* _Page excerpt_
▬▬▬

Memoization¶
Page Maps¶
graph LR
family["Python Programming"]
program["Python Functional Programming"]
section["Streaming Resilience Failure Handling"]
page["Memoization"]
capstone["Capstone evidence"]
family --> program --> section --> page
page -.applies in.-> capstone
flowchart LR
orient["Orient on the page map"] --> read["Read the main claim and examples"]
read --> inspect["Inspect the related code, proof, or capstone surface"]
inspect --> verify["Run or review the verification path"]
verify --> apply["Apply the idea back to the module and capstone"]
Memoization should feel narrower and safer than it often does at first. The right mental model is not "cache anything expensive." It is "cache only when the function is pure and the cache does not change what observers can see except performance."
Start With the Repeated Work Problem¶
You usually arrive here after seeing the same text, subtree, or request shape recur many times. The important step is to connect that duplication to a safe optimization boundary.

▬▬▬

* _Records shown_
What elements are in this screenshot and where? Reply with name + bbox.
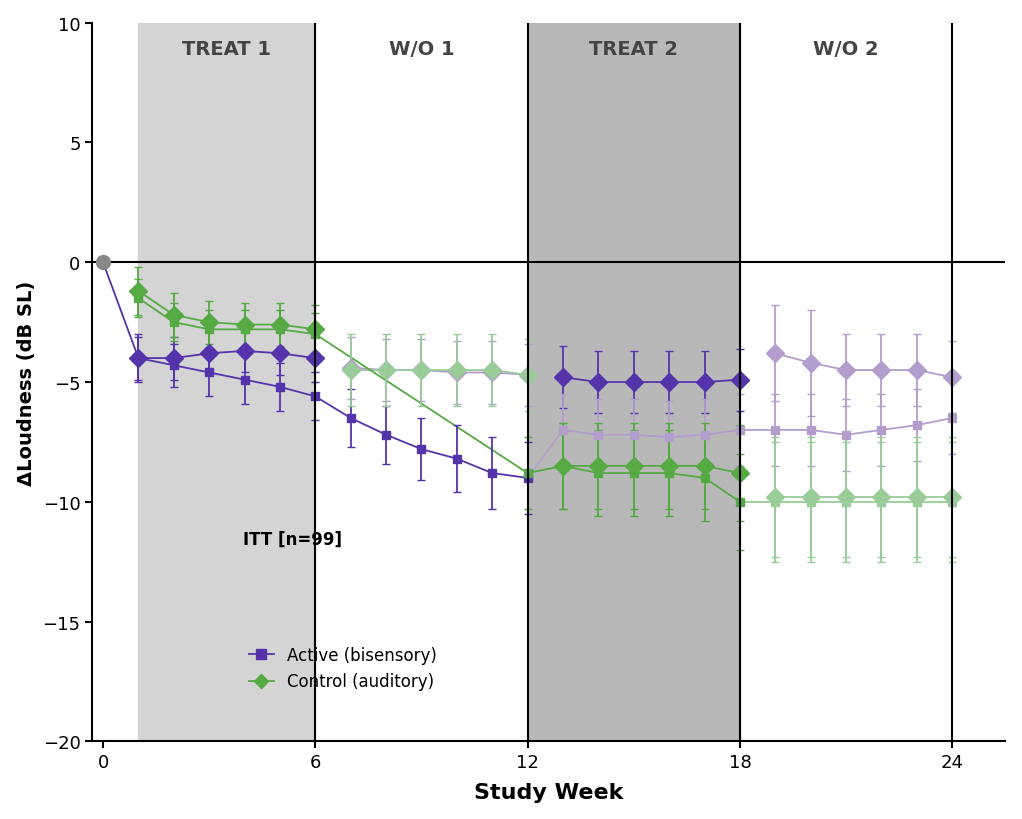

▬▬▬

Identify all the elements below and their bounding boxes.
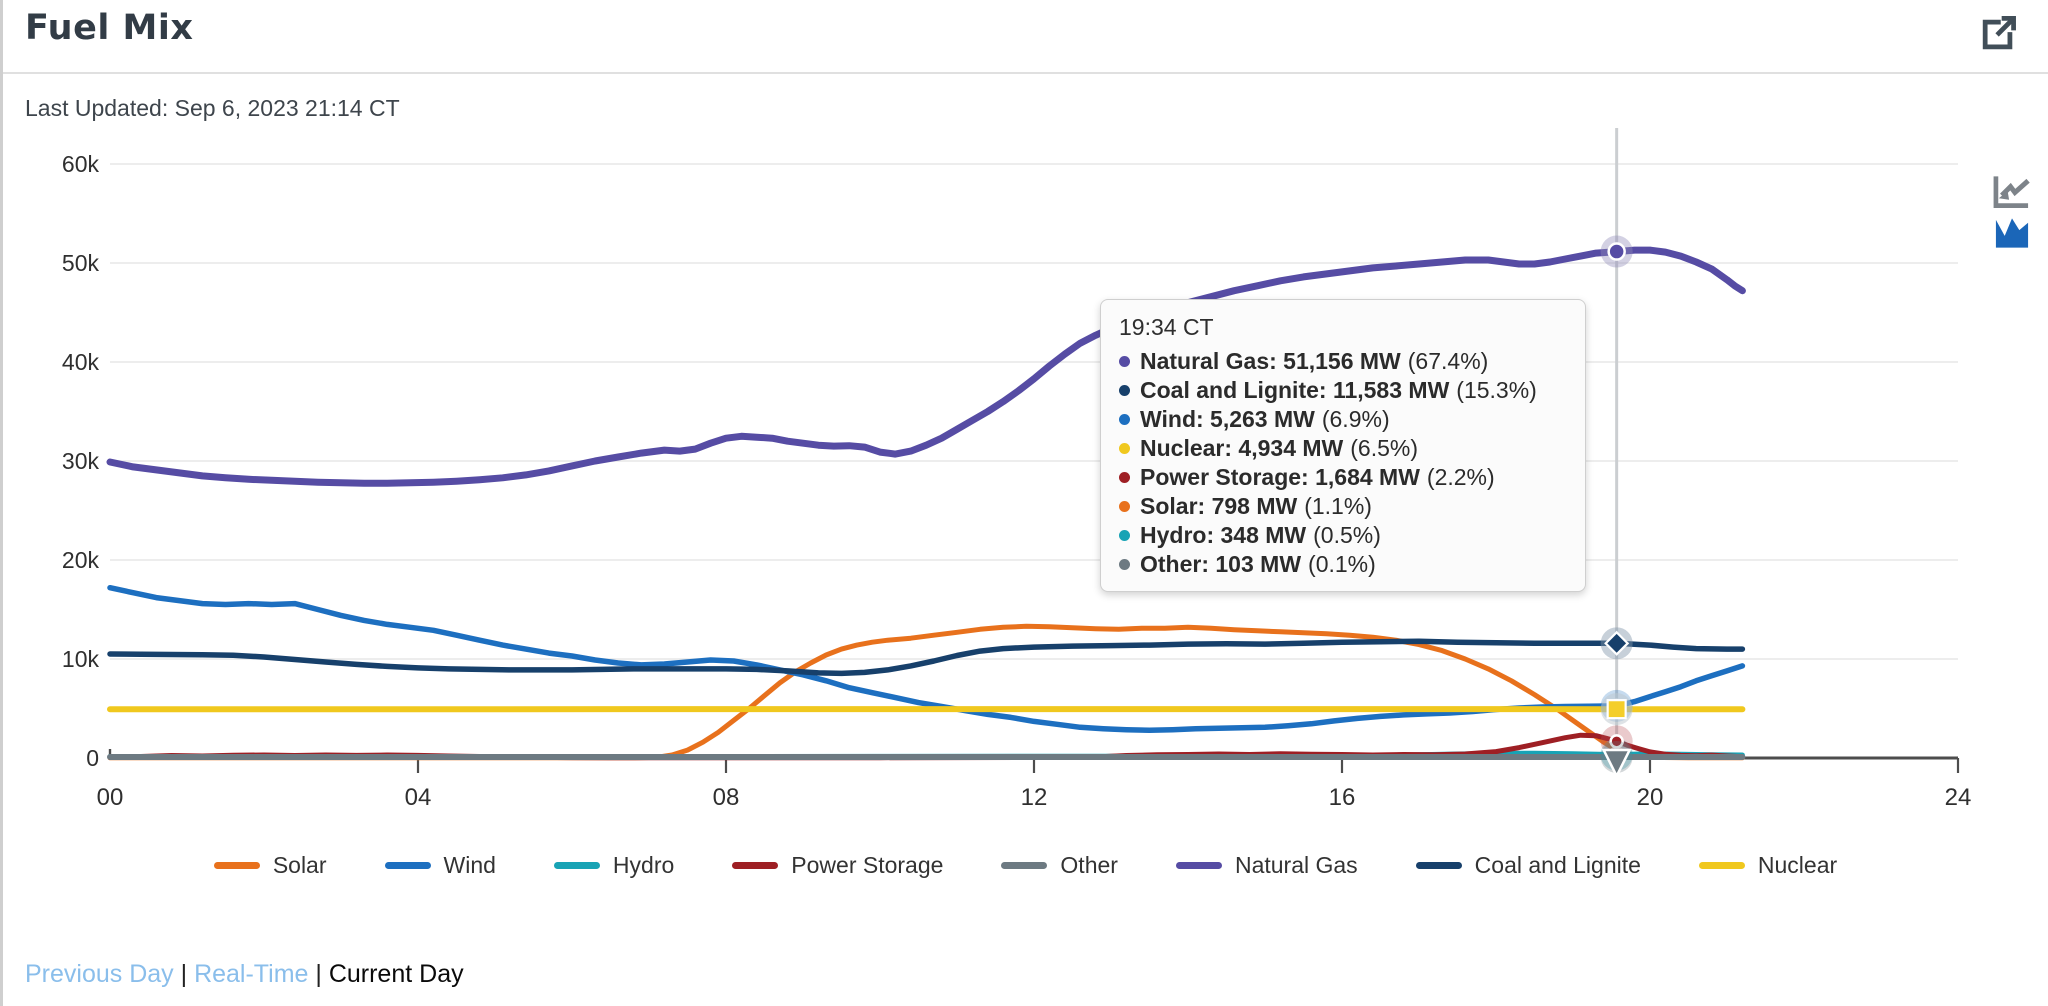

▬▬▬

* _Exercise set_
1. What does the memoization page give as the right mental model for memoization?
2. Which steps make up the flowchart on the memoization page that begins with "Orient on the page map"? List them in order.
3. Continue the memoization page, starting after its last sentence.
The items stand apart from the memoization page.

* _Results for each task_
1. Cache only when the function is pure and the cache does not change what observers can see except performance.

2.
1. Orient on the page map
2. Read the main claim and examples
3. Inspect the related code, proof, or capstone surface
4. Run or review the verification path
5. Apply the idea back to the module and capstone

3.
- If repeated inputs are triggering the same pure work again and again, memoization may be the right optimization.
- If the function reads hidden state, time, or external services, caching can change behavior instead of only improving speed.
- If cache growth is unbounded on unbounded input, the optimization has created a new reliability problem.
Core question:
How do you safely memoize pure but expensive computations (e.g., embedding, hashing, parsing) so that repeated or recursive calls on identical inputs become O(1), while guaranteeing the cache is observationally invisible and never breaks purity or determinism?
This lesson introduces memoization as a disciplined optimization boundary:
- cache only pure computations whose outputs depend entirely on their inputs
- make keys, bounds, and persistence explicit so the cache behavior is reviewable
- preserve the same observable results whether the cache is cold, warm, or absent
The repeated-text example matters because it is both realistic and easy to reason about: lots of duplicate work, but no change in intended output.
The naïve solution is simply to recompute the same pure value everywhere:
def embed_all_naive(tree: TreeDoc) -> None:
embedding = expensive_embed(tree.node.text) # 50–200 ms
for child in tree.children:
embed_all_naive(child)
That keeps the semantics honest, but wastes a huge amount of time when the same normalized content appears again and again.
The production solution must improve performance without changing the function contract you have already learned to trust.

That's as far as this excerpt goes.